● Aim: Pull every line containing the word "mereen" from the records.

● Task input:
---

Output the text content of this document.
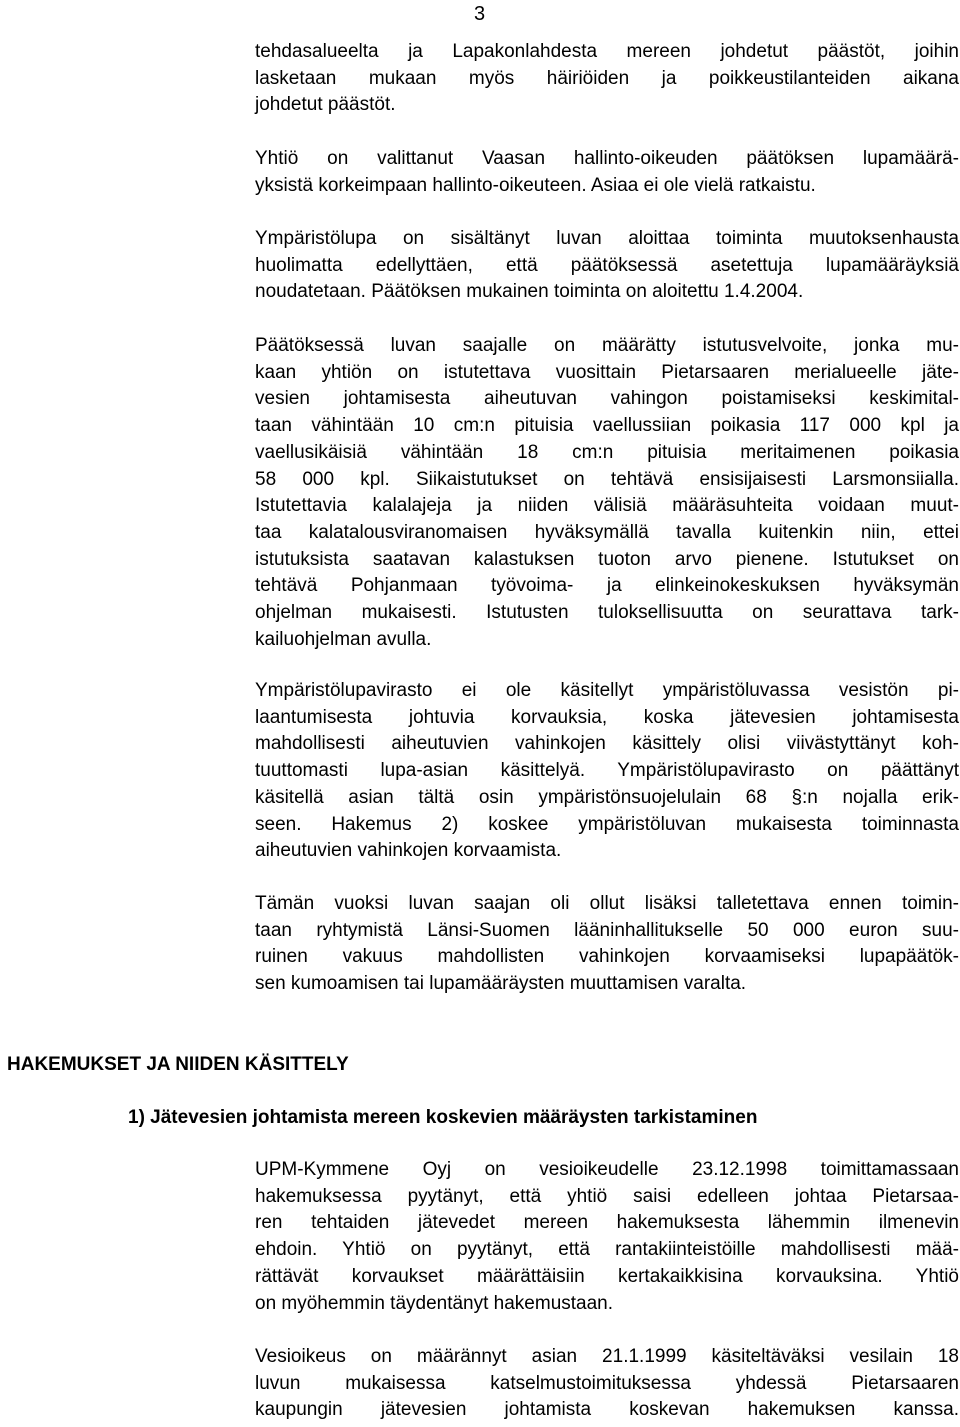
3
tehdasalueelta ja Lapakonlahdesta mereen johdetut päästöt, joihin
lasketaan mukaan myös häiriöiden ja poikkeustilanteiden aikana
johdetut päästöt.
Yhtiö on valittanut Vaasan hallinto-oikeuden päätöksen lupamäärä-
yksistä korkeimpaan hallinto-oikeuteen. Asiaa ei ole vielä ratkaistu.
Ympäristölupa on sisältänyt luvan aloittaa toiminta muutoksenhausta
huolimatta edellyttäen, että päätöksessä asetettuja lupamääräyksiä
noudatetaan. Päätöksen mukainen toiminta on aloitettu 1.4.2004.
Päätöksessä luvan saajalle on määrätty istutusvelvoite, jonka mu-
kaan yhtiön on istutettava vuosittain Pietarsaaren merialueelle jäte-
vesien johtamisesta aiheutuvan vahingon poistamiseksi keskimital-
taan vähintään 10 cm:n pituisia vaellussiian poikasia 117 000 kpl ja
vaellusikäisiä vähintään 18 cm:n pituisia meritaimenen poikasia
58 000 kpl. Siikaistutukset on tehtävä ensisijaisesti Larsmonsiialla.
Istutettavia kalalajeja ja niiden välisiä määräsuhteita voidaan muut-
taa kalatalousviranomaisen hyväksymällä tavalla kuitenkin niin, ettei
istutuksista saatavan kalastuksen tuoton arvo pienene. Istutukset on
tehtävä Pohjanmaan työvoima- ja elinkeinokeskuksen hyväksymän
ohjelman mukaisesti. Istutusten tuloksellisuutta on seurattava tark-
kailuohjelman avulla.
Ympäristölupavirasto ei ole käsitellyt ympäristöluvassa vesistön pi-
laantumisesta johtuvia korvauksia, koska jätevesien johtamisesta
mahdollisesti aiheutuvien vahinkojen käsittely olisi viivästyttänyt koh-
tuuttomasti lupa-asian käsittelyä. Ympäristölupavirasto on päättänyt
käsitellä asian tältä osin ympäristönsuojelulain 68 §:n nojalla erik-
seen. Hakemus 2) koskee ympäristöluvan mukaisesta toiminnasta
aiheutuvien vahinkojen korvaamista.
Tämän vuoksi luvan saajan oli ollut lisäksi talletettava ennen toimin-
taan ryhtymistä Länsi-Suomen lääninhallitukselle 50 000 euron suu-
ruinen vakuus mahdollisten vahinkojen korvaamiseksi lupapäätök-
sen kumoamisen tai lupamääräysten muuttamisen varalta.
HAKEMUKSET JA NIIDEN KÄSITTELY
1) Jätevesien johtamista mereen koskevien määräysten tarkistaminen
UPM-Kymmene Oyj on vesioikeudelle 23.12.1998 toimittamassaan
hakemuksessa pyytänyt, että yhtiö saisi edelleen johtaa Pietarsaa-
ren tehtaiden jätevedet mereen hakemuksesta lähemmin ilmenevin
ehdoin. Yhtiö on pyytänyt, että rantakiinteistöille mahdollisesti mää-
rättävät korvaukset määrättäisiin kertakaikkisina korvauksina. Yhtiö
on myöhemmin täydentänyt hakemustaan.
Vesioikeus on määrännyt asian 21.1.1999 käsiteltäväksi vesilain 18
luvun mukaisessa katselmustoimituksessa yhdessä Pietarsaaren
kaupungin jätevesien johtamista koskevan hakemuksen kanssa.
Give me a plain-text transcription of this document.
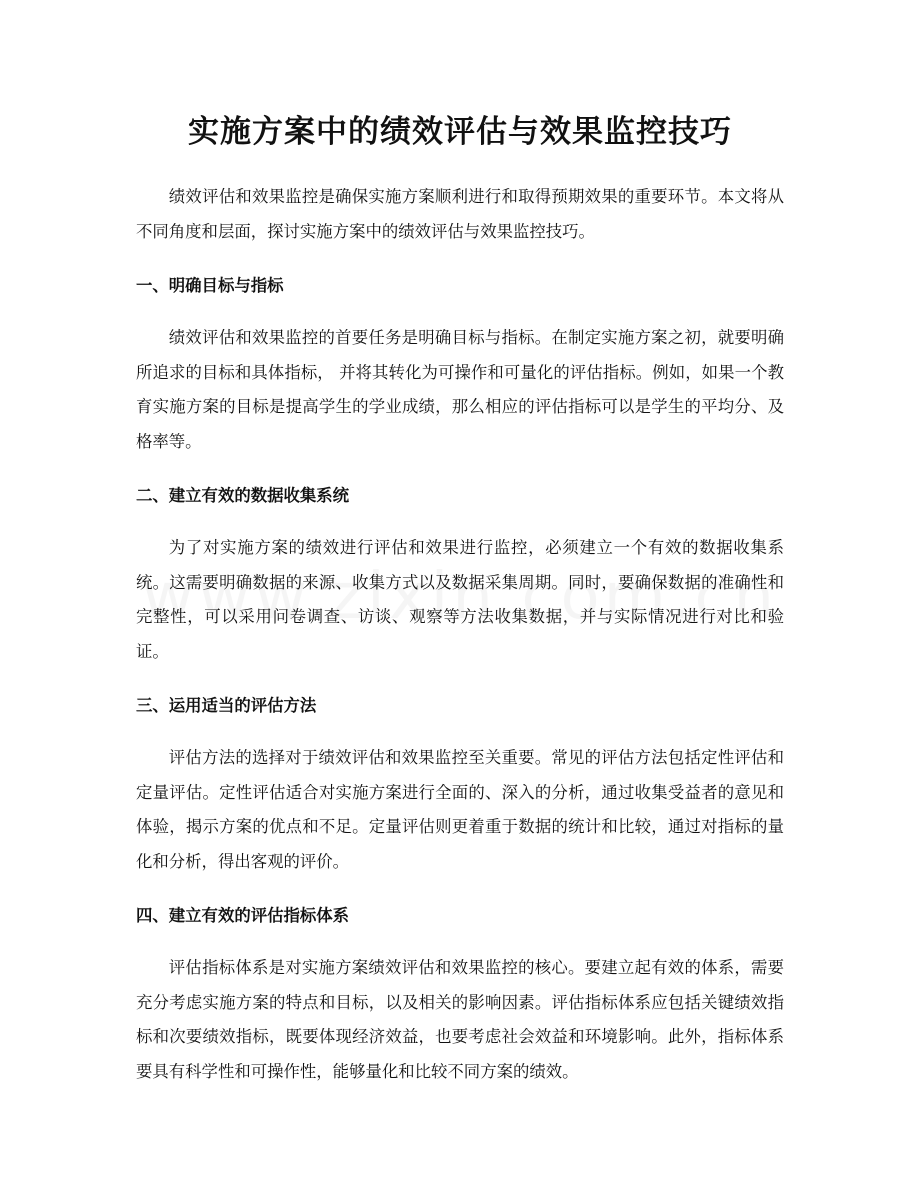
实施方案中的绩效评估与效果监控技巧

绩效评估和效果监控是确保实施方案顺利进行和取得预期效果的重要环节。本文将从不同角度和层面，探讨实施方案中的绩效评估与效果监控技巧。

一、明确目标与指标

绩效评估和效果监控的首要任务是明确目标与指标。在制定实施方案之初，就要明确所追求的目标和具体指标， 并将其转化为可操作和可量化的评估指标。例如，如果一个教育实施方案的目标是提高学生的学业成绩，那么相应的评估指标可以是学生的平均分、及格率等。

二、建立有效的数据收集系统

为了对实施方案的绩效进行评估和效果进行监控，必须建立一个有效的数据收集系统。这需要明确数据的来源、收集方式以及数据采集周期。同时，要确保数据的准确性和完整性，可以采用问卷调查、访谈、观察等方法收集数据，并与实际情况进行对比和验证。

三、运用适当的评估方法

评估方法的选择对于绩效评估和效果监控至关重要。常见的评估方法包括定性评估和定量评估。定性评估适合对实施方案进行全面的、深入的分析，通过收集受益者的意见和体验，揭示方案的优点和不足。定量评估则更着重于数据的统计和比较，通过对指标的量化和分析，得出客观的评价。

四、建立有效的评估指标体系

评估指标体系是对实施方案绩效评估和效果监控的核心。要建立起有效的体系，需要充分考虑实施方案的特点和目标，以及相关的影响因素。评估指标体系应包括关键绩效指标和次要绩效指标，既要体现经济效益，也要考虑社会效益和环境影响。此外，指标体系要具有科学性和可操作性，能够量化和比较不同方案的绩效。
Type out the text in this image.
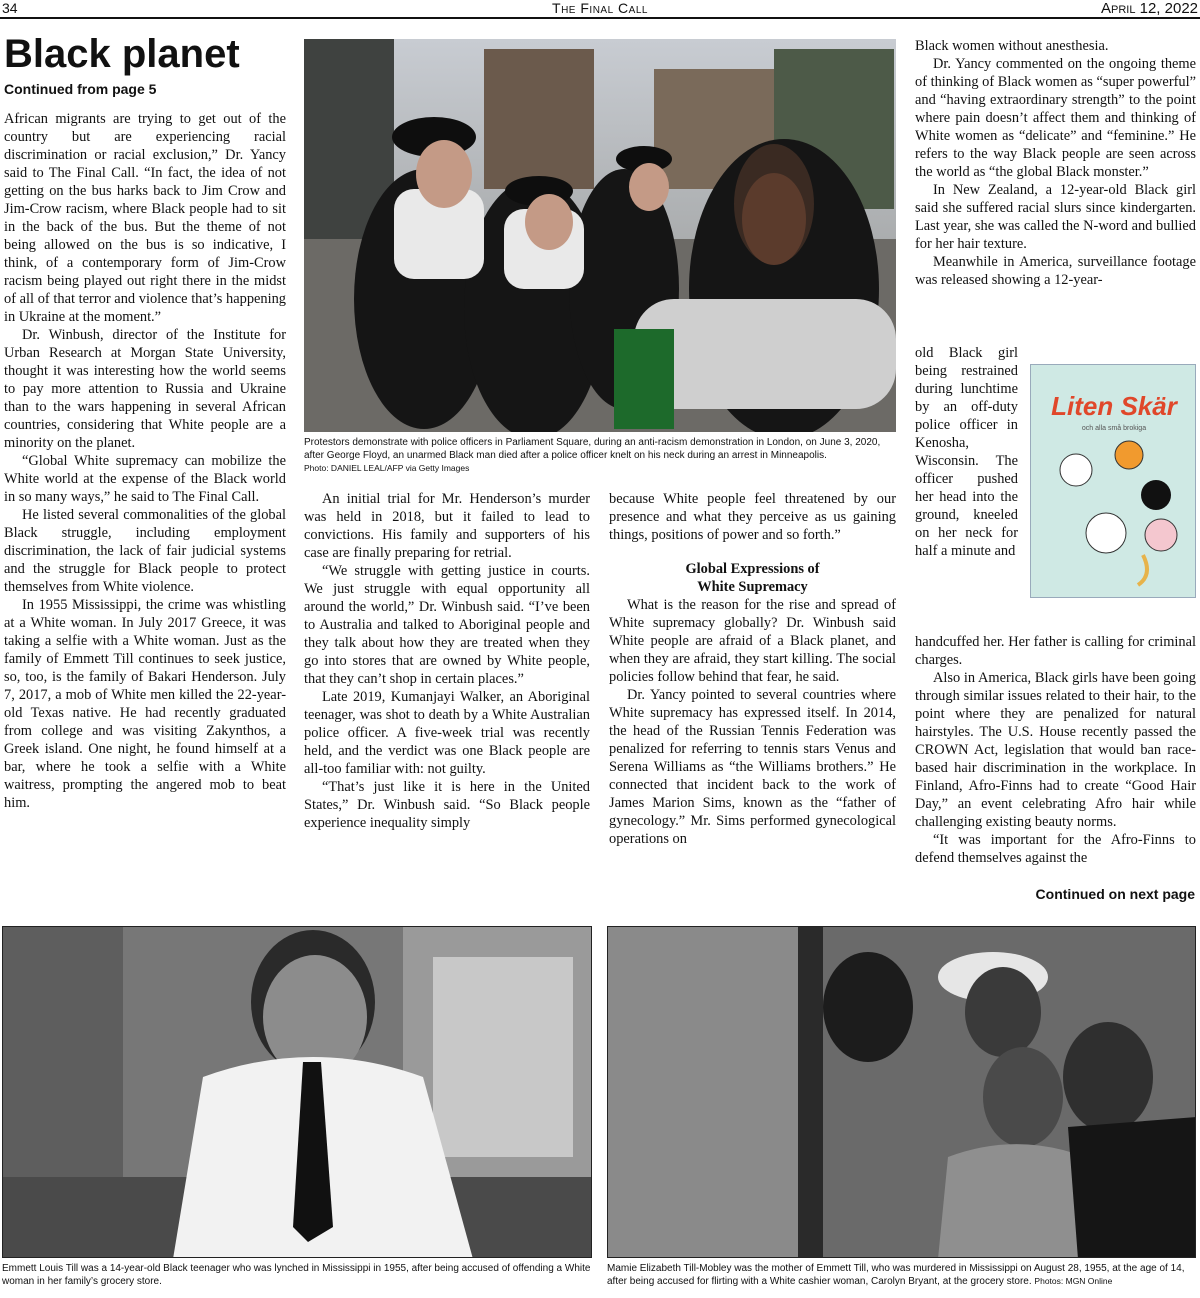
34	The Final Call	April 12, 2022
Black planet
Continued from page 5

African migrants are trying to get out of the country but are experiencing racial discrimination or racial exclusion,” Dr. Yancy said to The Final Call. “In fact, the idea of not getting on the bus harks back to Jim Crow and Jim-Crow racism, where Black people had to sit in the back of the bus. But the theme of not being allowed on the bus is so indicative, I think, of a contemporary form of Jim-Crow racism being played out right there in the midst of all of that terror and violence that’s happening in Ukraine at the moment.”

Dr. Winbush, director of the Institute for Urban Research at Morgan State University, thought it was interesting how the world seems to pay more attention to Russia and Ukraine than to the wars happening in several African countries, considering that White people are a minority on the planet.

“Global White supremacy can mobilize the White world at the expense of the Black world in so many ways,” he said to The Final Call.

He listed several commonalities of the global Black struggle, including employment discrimination, the lack of fair judicial systems and the struggle for Black people to protect themselves from White violence.

In 1955 Mississippi, the crime was whistling at a White woman. In July 2017 Greece, it was taking a selfie with a White woman. Just as the family of Emmett Till continues to seek justice, so, too, is the family of Bakari Henderson. July 7, 2017, a mob of White men killed the 22-year-old Texas native. He had recently graduated from college and was visiting Zakynthos, a Greek island. One night, he found himself at a bar, where he took a selfie with a White waitress, prompting the angered mob to beat him.

Protestors demonstrate with police officers in Parliament Square, during an anti-racism demonstration in London, on June 3, 2020, after George Floyd, an unarmed Black man died after a police officer knelt on his neck during an arrest in Minneapolis.
Photo: DANIEL LEAL/AFP via Getty Images

An initial trial for Mr. Henderson’s murder was held in 2018, but it failed to lead to convictions. His family and supporters of his case are finally preparing for retrial.

“We struggle with getting justice in courts. We just struggle with equal opportunity all around the world,” Dr. Winbush said. “I’ve been to Australia and talked to Aboriginal people and they talk about how they are treated when they go into stores that are owned by White people, that they can’t shop in certain places.”

Late 2019, Kumanjayi Walker, an Aboriginal teenager, was shot to death by a White Australian police officer. A five-week trial was recently held, and the verdict was one Black people are all-too familiar with: not guilty.

“That’s just like it is here in the United States,” Dr. Winbush said. “So Black people experience inequality simply

because White people feel threatened by our presence and what they perceive as us gaining things, positions of power and so forth.”

Global Expressions of
White Supremacy

What is the reason for the rise and spread of White supremacy globally? Dr. Winbush said White people are afraid of a Black planet, and when they are afraid, they start killing. The social policies follow behind that fear, he said.

Dr. Yancy pointed to several countries where White supremacy has expressed itself. In 2014, the head of the Russian Tennis Federation was penalized for referring to tennis stars Venus and Serena Williams as “the Williams brothers.” He connected that incident back to the work of James Marion Sims, known as the “father of gynecology.” Mr. Sims performed gynecological operations on

Black women without anesthesia.

Dr. Yancy commented on the ongoing theme of thinking of Black women as “super powerful” and “having extraordinary strength” to the point where pain doesn’t affect them and thinking of White women as “delicate” and “feminine.” He refers to the way Black people are seen across the world as “the global Black monster.”

In New Zealand, a 12-year-old Black girl said she suffered racial slurs since kindergarten. Last year, she was called the N-word and bullied for her hair texture.

Meanwhile in America, surveillance footage was released showing a 12-year-

old Black girl being restrained during lunchtime by an off-duty police officer in Kenosha, Wisconsin. The officer pushed her head into the ground, kneeled on her neck for half a minute and

Liten Skär
och alla små brokiga

handcuffed her. Her father is calling for criminal charges.

Also in America, Black girls have been going through similar issues related to their hair, to the point where they are penalized for natural hairstyles. The U.S. House recently passed the CROWN Act, legislation that would ban race-based hair discrimination in the workplace. In Finland, Afro-Finns had to create “Good Hair Day,” an event celebrating Afro hair while challenging existing beauty norms.

“It was important for the Afro-Finns to defend themselves against the

Continued on next page
Emmett Louis Till was a 14-year-old Black teenager who was lynched in Mississippi in 1955, after being accused of offending a White woman in her family’s grocery store.
Mamie Elizabeth Till-Mobley was the mother of Emmett Till, who was murdered in Mississippi on August 28, 1955, at the age of 14, after being accused for flirting with a White cashier woman, Carolyn Bryant, at the grocery store. Photos: MGN Online
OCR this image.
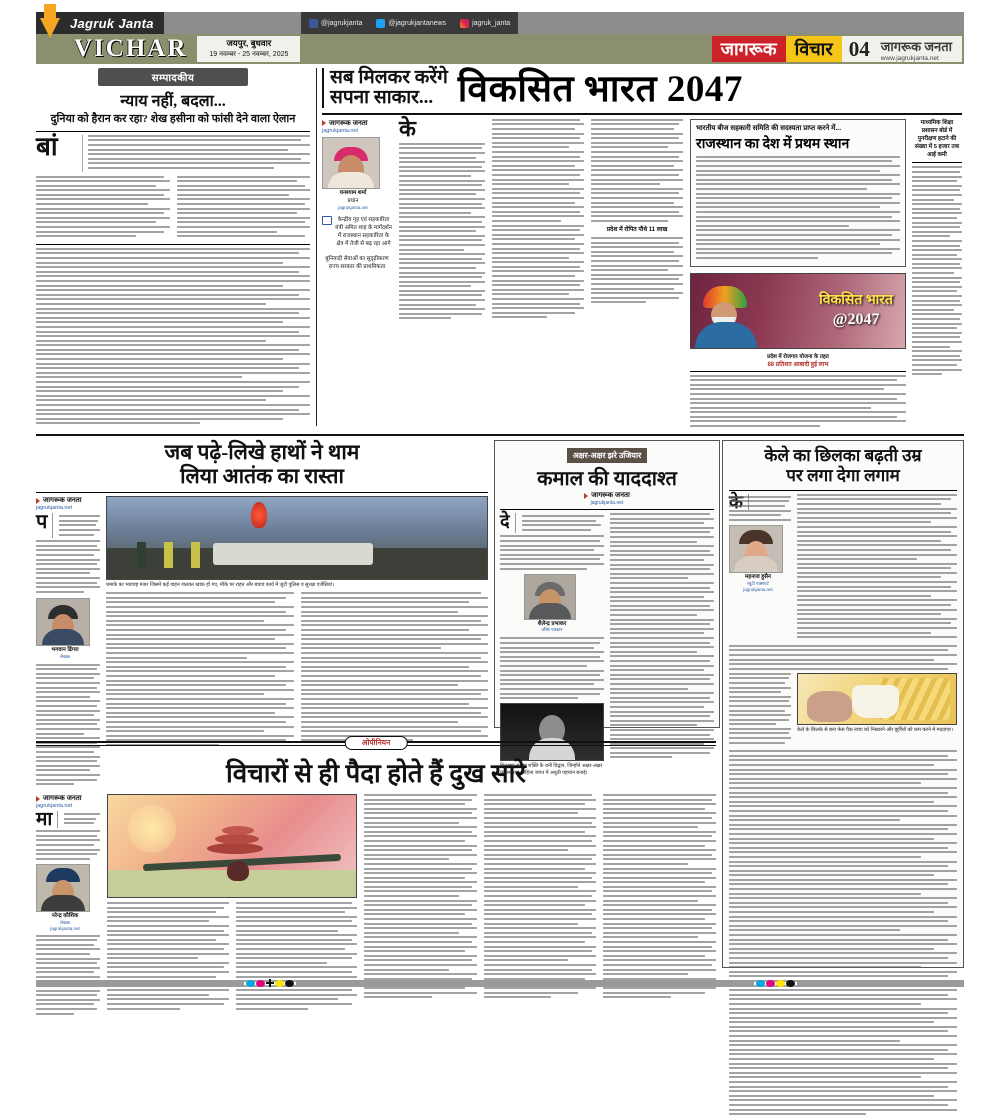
Jagruk Janta	@jagrukjanta	@jagrukjantanews	jagruk_janta
VICHAR	जयपुर, बुधवार
19 नवम्बर - 25 नवम्बर, 2025	जागरूक	विचार 04 जागरूक जनता
www.jagrukjanta.net
सम्पादकीय
न्याय नहीं, बदला...
दुनिया को हैरान कर रहा? शेख हसीना को फांसी देने वाला ऐलान
बां
सब मिलकर करेंगे
सपना साकार... विकसित भारत 2047
जागरूक जनता
jagrukjanta.net
घनश्याम शर्मा
प्रधान
jagrukjanta.net
केन्द्रीय गृह एवं सहकारिता मंत्री अमित शाह के मार्गदर्शन में राजस्थान सहकारिता के क्षेत्र में तेजी से बढ़ रहा आगे
बुनियादी सेवाओं का सुदृढ़ीकरण राज्य सरकार की प्राथमिकता
के
प्रदेश में रोपित पौधे 11 लाख
भारतीय बीज सहकारी समिति की सदस्यता प्राप्त करने में...
राजस्थान का देश में प्रथम स्थान
विकसित भारत
@2047
प्रदेश में रोजगार योजना के तहत
88 प्रतिशत आबादी हुई लाभ
माध्यमिक शिक्षा प्रशासन बोर्ड में पुनरीक्षण हटाने की संख्या में 5 हजार तक आई कमी
जब पढ़े-लिखे हाथों ने थाम
लिया आतंक का रास्ता
जागरूक जनता
jagrukjanta.net
प
भगवान ढिंगरा
लेखक
धमाके का भयावह मंजर जिसमें कई वाहन जलकर खाक हो गए, मौके पर राहत और बचाव कार्य में जुटी पुलिस व सुरक्षा एजेंसियां।
अक्षर-अक्षर झरे उजियार
कमाल की याददाश्त
जागरूक जनता
jagrukjanta.net
दे
शैलेन्द्र प्रभाकर
वरिष्ठ पत्रकार
विलक्षण स्मरण शक्ति के धनी विद्वान, जिन्होंने अक्षर-अक्षर कंठस्थ कर साहित्य जगत में अनूठी पहचान बनाई।
केले का छिलका बढ़ती उम्र
पर लगा देगा लगाम
महनाज हुसैन
ब्यूटी एक्सपर्ट
jagrukjanta.net
केले के छिलके से बना फेस पैक त्वचा को निखारने और झुर्रियों को कम करने में मददगार।
ओपीनियन
विचारों से ही पैदा होते हैं दुख सारे
जागरूक जनता
jagrukjanta.net
मा
नरेन्द्र कौशिक
लेखक
jagrukjanta.net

---

● Problem solution:
tehdasalueelta ja Lapakonlahdesta mereen johdetut päästöt, joihin
1) Jätevesien johtamista mereen koskevien määräysten tarkistaminen
ren tehtaiden jätevedet mereen hakemuksesta lähemmin ilmenevin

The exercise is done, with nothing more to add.